(Dataset excerpts)

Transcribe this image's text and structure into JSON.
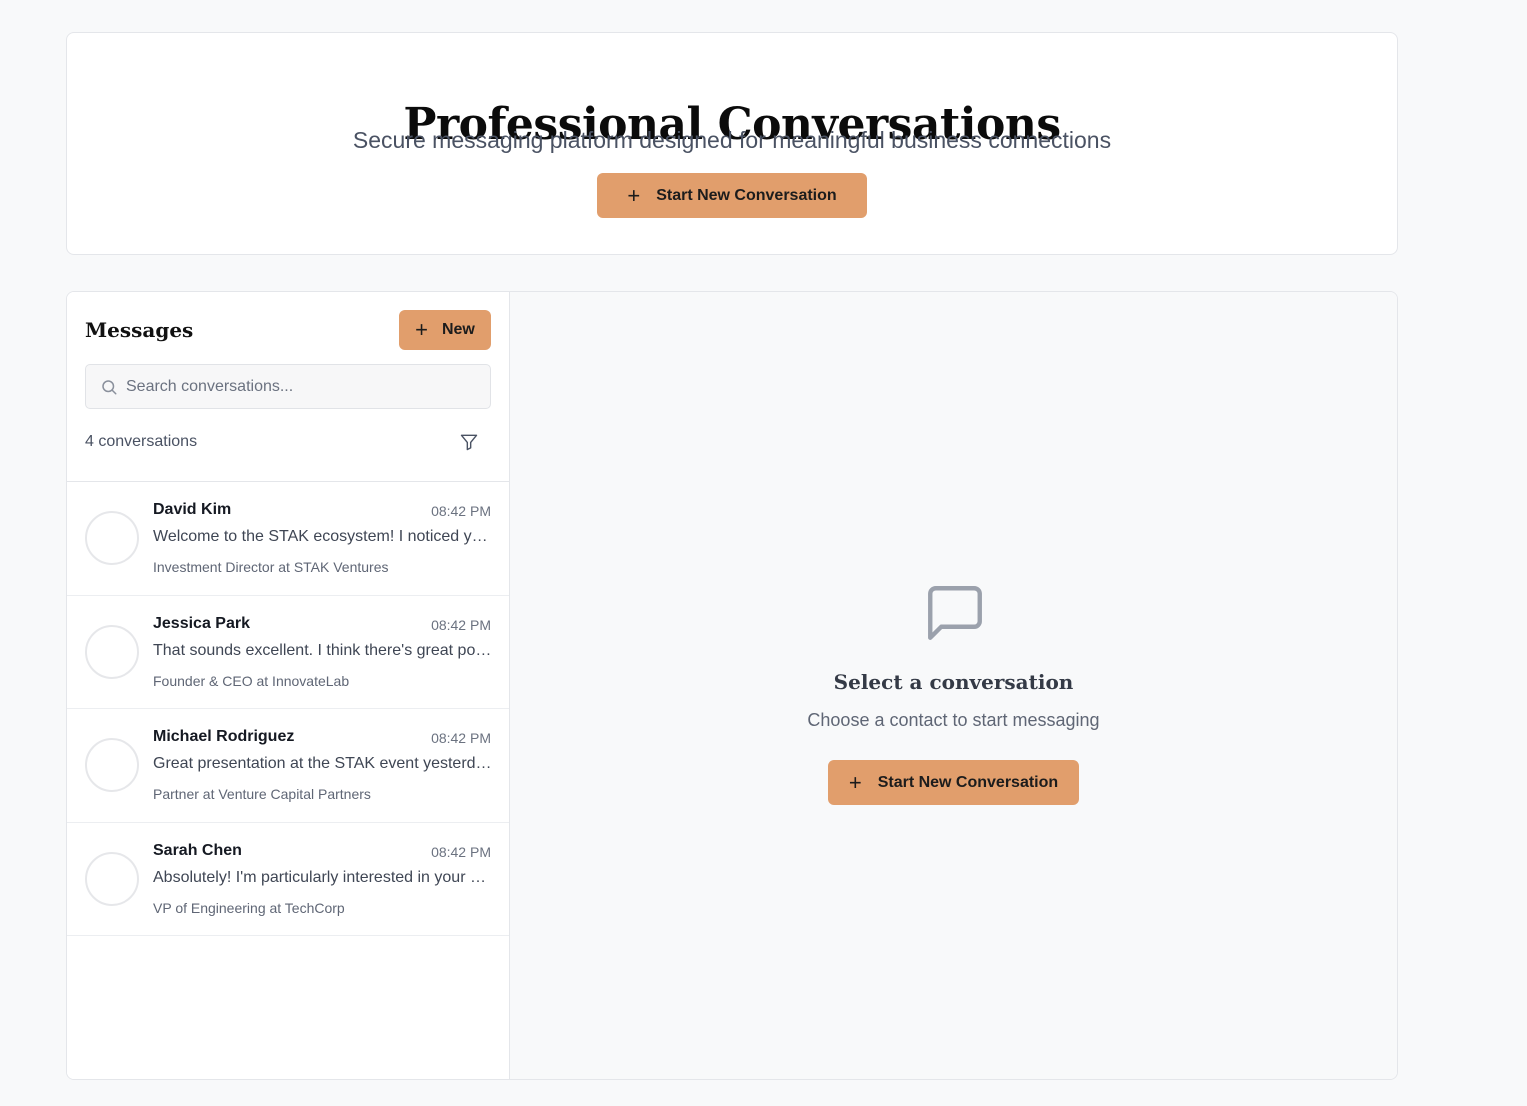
{
  "hero": {
    "title": "Professional Conversations",
    "subtitle": "Secure messaging platform designed for meaningful business connections",
    "cta_label": "Start New Conversation",
    "cta_icon": "plus-icon"
  },
  "sidebar": {
    "title": "Messages",
    "new_button_label": "New",
    "new_button_icon": "plus-icon",
    "search": {
      "placeholder": "Search conversations...",
      "value": "",
      "icon": "search-icon"
    },
    "count_text": "4 conversations",
    "filter_icon": "filter-icon",
    "conversations": [
      {
        "name": "David Kim",
        "time": "08:42 PM",
        "preview": "Welcome to the STAK ecosystem! I noticed your work in AI and would love to connect.",
        "role": "Investment Director at STAK Ventures"
      },
      {
        "name": "Jessica Park",
        "time": "08:42 PM",
        "preview": "That sounds excellent. I think there's great potential for collaboration here.",
        "role": "Founder & CEO at InnovateLab"
      },
      {
        "name": "Michael Rodriguez",
        "time": "08:42 PM",
        "preview": "Great presentation at the STAK event yesterday! Would love to follow up.",
        "role": "Partner at Venture Capital Partners"
      },
      {
        "name": "Sarah Chen",
        "time": "08:42 PM",
        "preview": "Absolutely! I'm particularly interested in your approach to scaling teams.",
        "role": "VP of Engineering at TechCorp"
      }
    ]
  },
  "main": {
    "empty_icon": "message-square-icon",
    "empty_title": "Select a conversation",
    "empty_subtitle": "Choose a contact to start messaging",
    "cta_label": "Start New Conversation",
    "cta_icon": "plus-icon"
  },
  "colors": {
    "accent": "#e19e6c",
    "background": "#f8f9fa",
    "card": "#ffffff",
    "border": "#e4e6ea"
  }
}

### Exercise objective
Every entry above is to be set down exactly; the pictures are to be left out.

### The result
Transcribe this image's text and structure into JSON.
{
  "hero": {
    "title": "Professional Conversations",
    "subtitle": "Secure messaging platform designed for meaningful business connections",
    "cta_label": "Start New Conversation",
    "cta_icon": "plus-icon"
  },
  "sidebar": {
    "title": "Messages",
    "new_button_label": "New",
    "new_button_icon": "plus-icon",
    "search": {
      "placeholder": "Search conversations...",
      "value": "",
      "icon": "search-icon"
    },
    "count_text": "4 conversations",
    "filter_icon": "filter-icon",
    "conversations": [
      {
        "name": "David Kim",
        "time": "08:42 PM",
        "preview": "Welcome to the STAK ecosystem! I noticed your work in AI and would love to connect.",
        "role": "Investment Director at STAK Ventures"
      },
      {
        "name": "Jessica Park",
        "time": "08:42 PM",
        "preview": "That sounds excellent. I think there's great potential for collaboration here.",
        "role": "Founder & CEO at InnovateLab"
      },
      {
        "name": "Michael Rodriguez",
        "time": "08:42 PM",
        "preview": "Great presentation at the STAK event yesterday! Would love to follow up.",
        "role": "Partner at Venture Capital Partners"
      },
      {
        "name": "Sarah Chen",
        "time": "08:42 PM",
        "preview": "Absolutely! I'm particularly interested in your approach to scaling teams.",
        "role": "VP of Engineering at TechCorp"
      }
    ]
  },
  "main": {
    "empty_icon": "message-square-icon",
    "empty_title": "Select a conversation",
    "empty_subtitle": "Choose a contact to start messaging",
    "cta_label": "Start New Conversation",
    "cta_icon": "plus-icon"
  },
  "colors": {
    "accent": "#e19e6c",
    "background": "#f8f9fa",
    "card": "#ffffff",
    "border": "#e4e6ea"
  }
}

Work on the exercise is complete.